Answer these questions from the code documentation below:
1. What default value does the skipFrozen parameter of add_to_gradient take?
2. What does add_to_gradient assign to p.grad when p.grad is None?
3. In get_buffers, which method is called on each buffer before clone()?

**Document text:**
====
Add to model gradient extra vector

Args

model : nn.Module
Neural Network model
extra_grad : torch.Tensor
Dense vector with gradients for all components
Expand source code
def add_to_gradient(model: torch.nn.Module, extra_grad, skipFrozen: bool = True):
    """
    Add to model gradient extra vector

    Args:
        model (nn.Module): Neural Network model
        extra_grad (torch.Tensor): Dense vector with gradients for all components
    """
    with torch.no_grad():
        offset = 0
        for i, p in enumerate(model.parameters()):

            if skipFrozen and not p.requires_grad:
                continue

            if p.grad is None:
                p.grad = torch.zeros_like(p)

            sz = p.grad.numel()
            p.grad.flatten(0)[:] += extra_grad[offset:(offset+sz)]
            offset += sz
def get_buffers(model: torch.nn.modules.module.Module)
Expand source code
def get_buffers(model: torch.nn.Module):
    local_model_buffers = list()
    for buf in model.buffers(): 
        local_model_buffers.append(buf.detach().clone())
====
**Given information:**
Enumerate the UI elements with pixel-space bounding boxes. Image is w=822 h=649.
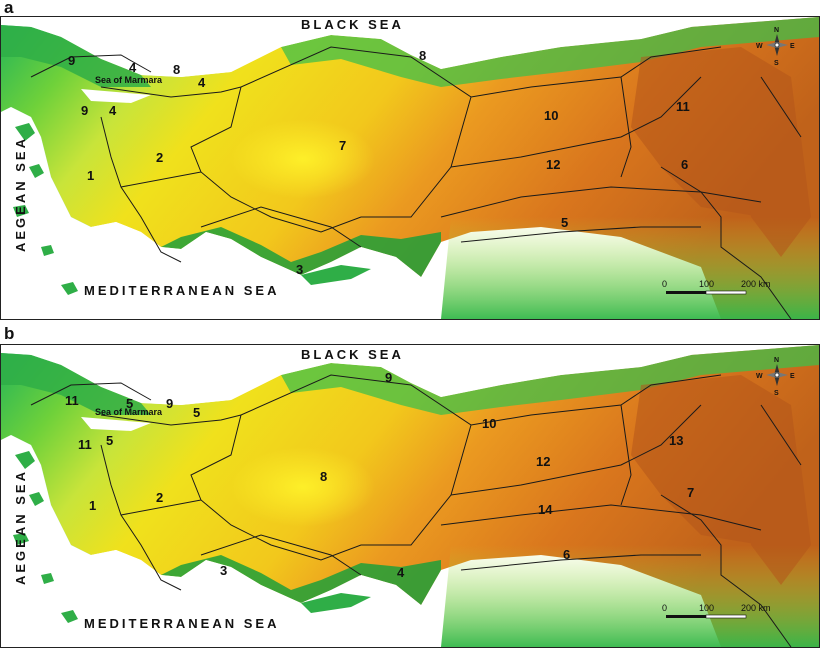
====
**In response:**
1. True
2. torch.zeros_like(p)
3. detach()